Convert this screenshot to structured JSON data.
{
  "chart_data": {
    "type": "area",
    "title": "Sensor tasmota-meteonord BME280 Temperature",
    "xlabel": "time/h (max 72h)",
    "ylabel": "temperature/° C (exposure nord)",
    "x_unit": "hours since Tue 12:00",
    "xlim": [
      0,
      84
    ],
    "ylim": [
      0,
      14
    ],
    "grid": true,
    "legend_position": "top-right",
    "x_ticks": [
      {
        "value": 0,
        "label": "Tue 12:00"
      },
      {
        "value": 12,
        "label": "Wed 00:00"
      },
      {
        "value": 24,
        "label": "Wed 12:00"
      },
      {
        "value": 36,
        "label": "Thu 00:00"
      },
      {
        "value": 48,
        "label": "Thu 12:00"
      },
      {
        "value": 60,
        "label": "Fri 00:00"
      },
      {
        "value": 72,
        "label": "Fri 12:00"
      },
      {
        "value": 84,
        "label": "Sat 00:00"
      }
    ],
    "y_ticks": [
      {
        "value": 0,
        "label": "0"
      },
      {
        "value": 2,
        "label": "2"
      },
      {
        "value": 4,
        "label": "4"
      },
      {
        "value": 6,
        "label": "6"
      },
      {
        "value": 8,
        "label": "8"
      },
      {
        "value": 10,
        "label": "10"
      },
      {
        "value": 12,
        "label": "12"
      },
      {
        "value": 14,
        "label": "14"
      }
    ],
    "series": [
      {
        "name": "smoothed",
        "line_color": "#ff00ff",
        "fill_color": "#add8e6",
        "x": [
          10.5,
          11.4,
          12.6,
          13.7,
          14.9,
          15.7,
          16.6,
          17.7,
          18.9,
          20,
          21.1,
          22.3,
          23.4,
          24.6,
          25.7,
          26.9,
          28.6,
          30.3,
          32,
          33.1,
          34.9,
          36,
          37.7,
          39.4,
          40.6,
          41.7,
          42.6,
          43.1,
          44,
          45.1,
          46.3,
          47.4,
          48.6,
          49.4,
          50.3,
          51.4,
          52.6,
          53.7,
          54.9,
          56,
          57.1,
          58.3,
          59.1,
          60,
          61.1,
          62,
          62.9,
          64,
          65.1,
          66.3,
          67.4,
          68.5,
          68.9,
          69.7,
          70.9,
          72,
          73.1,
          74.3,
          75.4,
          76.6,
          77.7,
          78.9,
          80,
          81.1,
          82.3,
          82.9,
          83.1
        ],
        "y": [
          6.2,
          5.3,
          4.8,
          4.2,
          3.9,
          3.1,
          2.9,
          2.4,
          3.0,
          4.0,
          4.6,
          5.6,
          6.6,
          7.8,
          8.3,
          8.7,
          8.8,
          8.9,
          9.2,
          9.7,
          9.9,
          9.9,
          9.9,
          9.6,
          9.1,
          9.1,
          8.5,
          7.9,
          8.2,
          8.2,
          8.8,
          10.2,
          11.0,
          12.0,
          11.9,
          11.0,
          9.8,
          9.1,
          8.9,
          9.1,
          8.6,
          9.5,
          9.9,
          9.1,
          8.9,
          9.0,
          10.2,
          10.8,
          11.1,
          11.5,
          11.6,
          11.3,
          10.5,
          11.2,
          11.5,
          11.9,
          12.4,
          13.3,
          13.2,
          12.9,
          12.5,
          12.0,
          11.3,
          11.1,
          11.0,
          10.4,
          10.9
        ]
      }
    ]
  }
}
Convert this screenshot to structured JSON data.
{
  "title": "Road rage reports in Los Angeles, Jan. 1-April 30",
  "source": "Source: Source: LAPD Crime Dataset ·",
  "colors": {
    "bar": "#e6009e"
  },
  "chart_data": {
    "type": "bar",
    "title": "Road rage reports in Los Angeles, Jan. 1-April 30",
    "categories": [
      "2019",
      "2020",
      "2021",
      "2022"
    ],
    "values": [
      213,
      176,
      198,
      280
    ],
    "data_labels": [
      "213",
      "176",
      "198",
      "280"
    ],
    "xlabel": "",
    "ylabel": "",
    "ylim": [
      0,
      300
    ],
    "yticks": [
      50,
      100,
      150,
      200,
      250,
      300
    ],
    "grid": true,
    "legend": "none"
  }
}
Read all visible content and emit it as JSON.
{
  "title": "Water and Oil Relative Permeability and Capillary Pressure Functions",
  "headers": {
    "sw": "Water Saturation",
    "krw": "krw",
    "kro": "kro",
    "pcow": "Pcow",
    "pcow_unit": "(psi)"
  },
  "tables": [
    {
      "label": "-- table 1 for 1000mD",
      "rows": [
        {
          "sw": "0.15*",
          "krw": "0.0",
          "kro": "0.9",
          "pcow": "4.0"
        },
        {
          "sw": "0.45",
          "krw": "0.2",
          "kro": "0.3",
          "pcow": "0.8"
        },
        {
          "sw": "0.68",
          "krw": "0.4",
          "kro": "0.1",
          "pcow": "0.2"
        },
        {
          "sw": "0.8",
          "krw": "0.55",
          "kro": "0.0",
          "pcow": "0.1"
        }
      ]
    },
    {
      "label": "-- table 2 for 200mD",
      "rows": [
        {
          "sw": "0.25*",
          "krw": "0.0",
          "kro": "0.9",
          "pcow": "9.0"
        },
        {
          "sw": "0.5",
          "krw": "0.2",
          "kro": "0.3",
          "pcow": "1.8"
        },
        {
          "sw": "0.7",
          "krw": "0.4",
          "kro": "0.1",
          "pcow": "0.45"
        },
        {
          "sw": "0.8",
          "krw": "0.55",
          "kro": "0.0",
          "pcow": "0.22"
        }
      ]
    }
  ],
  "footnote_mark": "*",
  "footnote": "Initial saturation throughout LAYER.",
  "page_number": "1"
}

________________________

• [Exercise]: Within the listing above, work out how many lines contain the string "reports", and reply with that number only.

• [Response]: 2